## [EXERCISE PROMPT]
Repeat each entry in full, exactly.

(Structured figure records)
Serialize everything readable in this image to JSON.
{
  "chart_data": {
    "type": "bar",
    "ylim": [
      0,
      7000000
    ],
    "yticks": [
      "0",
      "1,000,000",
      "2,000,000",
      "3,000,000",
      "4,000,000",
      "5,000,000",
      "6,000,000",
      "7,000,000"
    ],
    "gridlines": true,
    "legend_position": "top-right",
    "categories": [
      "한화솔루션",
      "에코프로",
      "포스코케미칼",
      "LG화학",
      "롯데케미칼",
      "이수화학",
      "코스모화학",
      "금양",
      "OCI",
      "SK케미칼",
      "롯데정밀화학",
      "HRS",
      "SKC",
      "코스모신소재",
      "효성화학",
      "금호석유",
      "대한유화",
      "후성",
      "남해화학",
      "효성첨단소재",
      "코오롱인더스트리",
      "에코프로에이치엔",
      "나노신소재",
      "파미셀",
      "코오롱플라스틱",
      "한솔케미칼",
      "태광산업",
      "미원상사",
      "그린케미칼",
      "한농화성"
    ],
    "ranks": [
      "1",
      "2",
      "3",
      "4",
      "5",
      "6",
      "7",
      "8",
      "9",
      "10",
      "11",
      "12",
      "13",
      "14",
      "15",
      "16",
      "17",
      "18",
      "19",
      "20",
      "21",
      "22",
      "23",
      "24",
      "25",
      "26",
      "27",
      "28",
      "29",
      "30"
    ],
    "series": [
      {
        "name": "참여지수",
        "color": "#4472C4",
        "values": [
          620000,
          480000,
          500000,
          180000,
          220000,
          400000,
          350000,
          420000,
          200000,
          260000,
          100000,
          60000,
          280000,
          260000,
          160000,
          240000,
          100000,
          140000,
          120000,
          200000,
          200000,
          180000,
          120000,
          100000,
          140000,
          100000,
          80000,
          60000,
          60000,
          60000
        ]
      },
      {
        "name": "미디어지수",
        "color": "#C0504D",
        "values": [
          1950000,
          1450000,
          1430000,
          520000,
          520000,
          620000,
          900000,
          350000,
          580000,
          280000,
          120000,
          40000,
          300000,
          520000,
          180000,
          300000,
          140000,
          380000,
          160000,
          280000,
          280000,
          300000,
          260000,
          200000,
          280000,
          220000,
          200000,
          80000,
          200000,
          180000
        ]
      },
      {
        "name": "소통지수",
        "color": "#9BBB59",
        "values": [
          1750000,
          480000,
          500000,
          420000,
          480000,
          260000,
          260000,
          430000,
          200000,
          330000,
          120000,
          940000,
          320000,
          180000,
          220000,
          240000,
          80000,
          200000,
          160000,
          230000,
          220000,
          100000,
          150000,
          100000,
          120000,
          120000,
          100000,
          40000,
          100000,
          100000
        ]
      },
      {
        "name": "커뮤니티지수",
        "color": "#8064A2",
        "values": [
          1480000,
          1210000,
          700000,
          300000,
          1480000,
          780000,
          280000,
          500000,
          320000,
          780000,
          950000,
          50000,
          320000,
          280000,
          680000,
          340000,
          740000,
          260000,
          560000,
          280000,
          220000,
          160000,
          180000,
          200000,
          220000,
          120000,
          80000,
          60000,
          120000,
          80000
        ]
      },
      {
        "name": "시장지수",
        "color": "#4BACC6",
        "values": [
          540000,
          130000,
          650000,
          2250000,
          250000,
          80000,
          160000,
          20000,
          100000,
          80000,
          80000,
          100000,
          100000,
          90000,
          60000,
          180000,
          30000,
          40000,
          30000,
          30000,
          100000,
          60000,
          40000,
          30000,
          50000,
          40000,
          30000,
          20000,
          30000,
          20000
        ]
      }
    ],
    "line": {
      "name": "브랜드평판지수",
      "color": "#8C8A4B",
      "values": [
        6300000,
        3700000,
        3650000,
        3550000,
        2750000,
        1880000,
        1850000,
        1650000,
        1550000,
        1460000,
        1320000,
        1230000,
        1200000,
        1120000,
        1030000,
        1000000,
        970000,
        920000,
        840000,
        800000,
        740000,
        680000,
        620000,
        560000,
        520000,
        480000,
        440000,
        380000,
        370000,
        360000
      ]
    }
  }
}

## [RESULT OF THE EXERCISE]
Serialize everything readable in this image to JSON.
{
  "chart_data": {
    "type": "bar",
    "ylim": [
      0,
      7000000
    ],
    "yticks": [
      "0",
      "1,000,000",
      "2,000,000",
      "3,000,000",
      "4,000,000",
      "5,000,000",
      "6,000,000",
      "7,000,000"
    ],
    "gridlines": true,
    "legend_position": "top-right",
    "categories": [
      "한화솔루션",
      "에코프로",
      "포스코케미칼",
      "LG화학",
      "롯데케미칼",
      "이수화학",
      "코스모화학",
      "금양",
      "OCI",
      "SK케미칼",
      "롯데정밀화학",
      "HRS",
      "SKC",
      "코스모신소재",
      "효성화학",
      "금호석유",
      "대한유화",
      "후성",
      "남해화학",
      "효성첨단소재",
      "코오롱인더스트리",
      "에코프로에이치엔",
      "나노신소재",
      "파미셀",
      "코오롱플라스틱",
      "한솔케미칼",
      "태광산업",
      "미원상사",
      "그린케미칼",
      "한농화성"
    ],
    "ranks": [
      "1",
      "2",
      "3",
      "4",
      "5",
      "6",
      "7",
      "8",
      "9",
      "10",
      "11",
      "12",
      "13",
      "14",
      "15",
      "16",
      "17",
      "18",
      "19",
      "20",
      "21",
      "22",
      "23",
      "24",
      "25",
      "26",
      "27",
      "28",
      "29",
      "30"
    ],
    "series": [
      {
        "name": "참여지수",
        "color": "#4472C4",
        "values": [
          620000,
          480000,
          500000,
          180000,
          220000,
          400000,
          350000,
          420000,
          200000,
          260000,
          100000,
          60000,
          280000,
          260000,
          160000,
          240000,
          100000,
          140000,
          120000,
          200000,
          200000,
          180000,
          120000,
          100000,
          140000,
          100000,
          80000,
          60000,
          60000,
          60000
        ]
      },
      {
        "name": "미디어지수",
        "color": "#C0504D",
        "values": [
          1950000,
          1450000,
          1430000,
          520000,
          520000,
          620000,
          900000,
          350000,
          580000,
          280000,
          120000,
          40000,
          300000,
          520000,
          180000,
          300000,
          140000,
          380000,
          160000,
          280000,
          280000,
          300000,
          260000,
          200000,
          280000,
          220000,
          200000,
          80000,
          200000,
          180000
        ]
      },
      {
        "name": "소통지수",
        "color": "#9BBB59",
        "values": [
          1750000,
          480000,
          500000,
          420000,
          480000,
          260000,
          260000,
          430000,
          200000,
          330000,
          120000,
          940000,
          320000,
          180000,
          220000,
          240000,
          80000,
          200000,
          160000,
          230000,
          220000,
          100000,
          150000,
          100000,
          120000,
          120000,
          100000,
          40000,
          100000,
          100000
        ]
      },
      {
        "name": "커뮤니티지수",
        "color": "#8064A2",
        "values": [
          1480000,
          1210000,
          700000,
          300000,
          1480000,
          780000,
          280000,
          500000,
          320000,
          780000,
          950000,
          50000,
          320000,
          280000,
          680000,
          340000,
          740000,
          260000,
          560000,
          280000,
          220000,
          160000,
          180000,
          200000,
          220000,
          120000,
          80000,
          60000,
          120000,
          80000
        ]
      },
      {
        "name": "시장지수",
        "color": "#4BACC6",
        "values": [
          540000,
          130000,
          650000,
          2250000,
          250000,
          80000,
          160000,
          20000,
          100000,
          80000,
          80000,
          100000,
          100000,
          90000,
          60000,
          180000,
          30000,
          40000,
          30000,
          30000,
          100000,
          60000,
          40000,
          30000,
          50000,
          40000,
          30000,
          20000,
          30000,
          20000
        ]
      }
    ],
    "line": {
      "name": "브랜드평판지수",
      "color": "#8C8A4B",
      "values": [
        6300000,
        3700000,
        3650000,
        3550000,
        2750000,
        1880000,
        1850000,
        1650000,
        1550000,
        1460000,
        1320000,
        1230000,
        1200000,
        1120000,
        1030000,
        1000000,
        970000,
        920000,
        840000,
        800000,
        740000,
        680000,
        620000,
        560000,
        520000,
        480000,
        440000,
        380000,
        370000,
        360000
      ]
    }
  }
}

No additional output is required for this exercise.